PROMPT: Output all lines exactly.

-- START --

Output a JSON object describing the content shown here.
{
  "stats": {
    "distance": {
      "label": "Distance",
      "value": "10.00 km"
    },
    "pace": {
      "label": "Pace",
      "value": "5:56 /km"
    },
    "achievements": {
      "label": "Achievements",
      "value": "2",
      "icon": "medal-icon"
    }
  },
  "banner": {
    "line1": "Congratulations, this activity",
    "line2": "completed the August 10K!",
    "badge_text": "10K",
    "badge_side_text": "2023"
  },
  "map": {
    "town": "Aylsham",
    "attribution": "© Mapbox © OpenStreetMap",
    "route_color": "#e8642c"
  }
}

-- END --

FINAL ANSWER:
Output a JSON object describing the content shown here.
{
  "stats": {
    "distance": {
      "label": "Distance",
      "value": "10.00 km"
    },
    "pace": {
      "label": "Pace",
      "value": "5:56 /km"
    },
    "achievements": {
      "label": "Achievements",
      "value": "2",
      "icon": "medal-icon"
    }
  },
  "banner": {
    "line1": "Congratulations, this activity",
    "line2": "completed the August 10K!",
    "badge_text": "10K",
    "badge_side_text": "2023"
  },
  "map": {
    "town": "Aylsham",
    "attribution": "© Mapbox © OpenStreetMap",
    "route_color": "#e8642c"
  }
}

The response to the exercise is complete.